WHAT THE EXERCISE ASKS
Set down the data below without change, skipping the pictures it holds.

SUPPLIED DATA
◆ ◆ ◆ ◆

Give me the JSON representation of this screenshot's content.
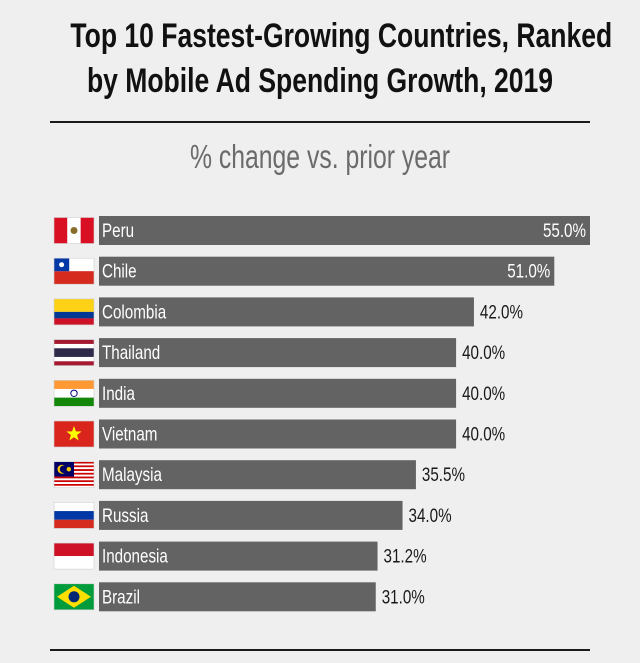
{
  "chart_data": {
    "type": "bar",
    "orientation": "horizontal",
    "title_lines": [
      "Top 10 Fastest-Growing Countries, Ranked",
      "by Mobile Ad Spending Growth, 2019"
    ],
    "subtitle": "% change vs. prior year",
    "categories": [
      "Peru",
      "Chile",
      "Colombia",
      "Thailand",
      "India",
      "Vietnam",
      "Malaysia",
      "Russia",
      "Indonesia",
      "Brazil"
    ],
    "values": [
      55.0,
      51.0,
      42.0,
      40.0,
      40.0,
      40.0,
      35.5,
      34.0,
      31.2,
      31.0
    ],
    "value_labels": [
      "55.0%",
      "51.0%",
      "42.0%",
      "40.0%",
      "40.0%",
      "40.0%",
      "35.5%",
      "34.0%",
      "31.2%",
      "31.0%"
    ],
    "xlim": [
      0,
      55
    ],
    "grid": false,
    "legend": "none",
    "bar_color": "#636363",
    "flags": [
      "peru-flag",
      "chile-flag",
      "colombia-flag",
      "thailand-flag",
      "india-flag",
      "vietnam-flag",
      "malaysia-flag",
      "russia-flag",
      "indonesia-flag",
      "brazil-flag"
    ]
  }
}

◆ ◆ ◆ ◆

SOLUTION FOR THIS TASK
Give me the JSON representation of this screenshot's content.
{
  "chart_data": {
    "type": "bar",
    "orientation": "horizontal",
    "title_lines": [
      "Top 10 Fastest-Growing Countries, Ranked",
      "by Mobile Ad Spending Growth, 2019"
    ],
    "subtitle": "% change vs. prior year",
    "categories": [
      "Peru",
      "Chile",
      "Colombia",
      "Thailand",
      "India",
      "Vietnam",
      "Malaysia",
      "Russia",
      "Indonesia",
      "Brazil"
    ],
    "values": [
      55.0,
      51.0,
      42.0,
      40.0,
      40.0,
      40.0,
      35.5,
      34.0,
      31.2,
      31.0
    ],
    "value_labels": [
      "55.0%",
      "51.0%",
      "42.0%",
      "40.0%",
      "40.0%",
      "40.0%",
      "35.5%",
      "34.0%",
      "31.2%",
      "31.0%"
    ],
    "xlim": [
      0,
      55
    ],
    "grid": false,
    "legend": "none",
    "bar_color": "#636363",
    "flags": [
      "peru-flag",
      "chile-flag",
      "colombia-flag",
      "thailand-flag",
      "india-flag",
      "vietnam-flag",
      "malaysia-flag",
      "russia-flag",
      "indonesia-flag",
      "brazil-flag"
    ]
  }
}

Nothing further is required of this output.